Task requirements:
The records that follow should be retyped word for word.

Extracted information:
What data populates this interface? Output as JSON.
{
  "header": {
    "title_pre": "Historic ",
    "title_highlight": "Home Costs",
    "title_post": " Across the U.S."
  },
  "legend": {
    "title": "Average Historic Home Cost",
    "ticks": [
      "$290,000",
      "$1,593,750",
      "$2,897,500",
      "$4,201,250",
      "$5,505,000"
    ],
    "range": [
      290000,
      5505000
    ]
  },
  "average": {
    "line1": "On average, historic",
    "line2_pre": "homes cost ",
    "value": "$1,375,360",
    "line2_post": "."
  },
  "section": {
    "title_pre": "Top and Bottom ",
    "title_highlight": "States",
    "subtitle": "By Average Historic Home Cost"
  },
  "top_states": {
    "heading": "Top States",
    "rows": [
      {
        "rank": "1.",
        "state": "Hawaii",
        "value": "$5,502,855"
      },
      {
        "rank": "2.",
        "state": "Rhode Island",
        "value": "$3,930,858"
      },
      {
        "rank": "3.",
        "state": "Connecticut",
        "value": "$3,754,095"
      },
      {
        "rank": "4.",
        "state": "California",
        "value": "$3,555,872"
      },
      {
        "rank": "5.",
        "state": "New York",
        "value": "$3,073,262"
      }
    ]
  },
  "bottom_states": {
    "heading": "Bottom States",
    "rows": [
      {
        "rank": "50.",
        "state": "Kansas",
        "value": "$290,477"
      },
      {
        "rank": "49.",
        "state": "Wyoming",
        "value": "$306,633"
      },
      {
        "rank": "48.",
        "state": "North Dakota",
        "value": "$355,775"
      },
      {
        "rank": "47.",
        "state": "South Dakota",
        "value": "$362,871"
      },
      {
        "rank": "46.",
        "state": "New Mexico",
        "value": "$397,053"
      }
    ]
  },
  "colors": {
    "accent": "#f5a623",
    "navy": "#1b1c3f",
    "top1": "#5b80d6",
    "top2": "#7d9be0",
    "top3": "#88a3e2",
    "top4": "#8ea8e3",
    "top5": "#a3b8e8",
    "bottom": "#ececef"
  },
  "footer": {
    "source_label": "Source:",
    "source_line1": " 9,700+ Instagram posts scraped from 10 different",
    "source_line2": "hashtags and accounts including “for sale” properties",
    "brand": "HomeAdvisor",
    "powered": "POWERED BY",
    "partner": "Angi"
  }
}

Answer to this task:
What data populates this interface? Output as JSON.
{
  "header": {
    "title_pre": "Historic ",
    "title_highlight": "Home Costs",
    "title_post": " Across the U.S."
  },
  "legend": {
    "title": "Average Historic Home Cost",
    "ticks": [
      "$290,000",
      "$1,593,750",
      "$2,897,500",
      "$4,201,250",
      "$5,505,000"
    ],
    "range": [
      290000,
      5505000
    ]
  },
  "average": {
    "line1": "On average, historic",
    "line2_pre": "homes cost ",
    "value": "$1,375,360",
    "line2_post": "."
  },
  "section": {
    "title_pre": "Top and Bottom ",
    "title_highlight": "States",
    "subtitle": "By Average Historic Home Cost"
  },
  "top_states": {
    "heading": "Top States",
    "rows": [
      {
        "rank": "1.",
        "state": "Hawaii",
        "value": "$5,502,855"
      },
      {
        "rank": "2.",
        "state": "Rhode Island",
        "value": "$3,930,858"
      },
      {
        "rank": "3.",
        "state": "Connecticut",
        "value": "$3,754,095"
      },
      {
        "rank": "4.",
        "state": "California",
        "value": "$3,555,872"
      },
      {
        "rank": "5.",
        "state": "New York",
        "value": "$3,073,262"
      }
    ]
  },
  "bottom_states": {
    "heading": "Bottom States",
    "rows": [
      {
        "rank": "50.",
        "state": "Kansas",
        "value": "$290,477"
      },
      {
        "rank": "49.",
        "state": "Wyoming",
        "value": "$306,633"
      },
      {
        "rank": "48.",
        "state": "North Dakota",
        "value": "$355,775"
      },
      {
        "rank": "47.",
        "state": "South Dakota",
        "value": "$362,871"
      },
      {
        "rank": "46.",
        "state": "New Mexico",
        "value": "$397,053"
      }
    ]
  },
  "colors": {
    "accent": "#f5a623",
    "navy": "#1b1c3f",
    "top1": "#5b80d6",
    "top2": "#7d9be0",
    "top3": "#88a3e2",
    "top4": "#8ea8e3",
    "top5": "#a3b8e8",
    "bottom": "#ececef"
  },
  "footer": {
    "source_label": "Source:",
    "source_line1": " 9,700+ Instagram posts scraped from 10 different",
    "source_line2": "hashtags and accounts including “for sale” properties",
    "brand": "HomeAdvisor",
    "powered": "POWERED BY",
    "partner": "Angi"
  }
}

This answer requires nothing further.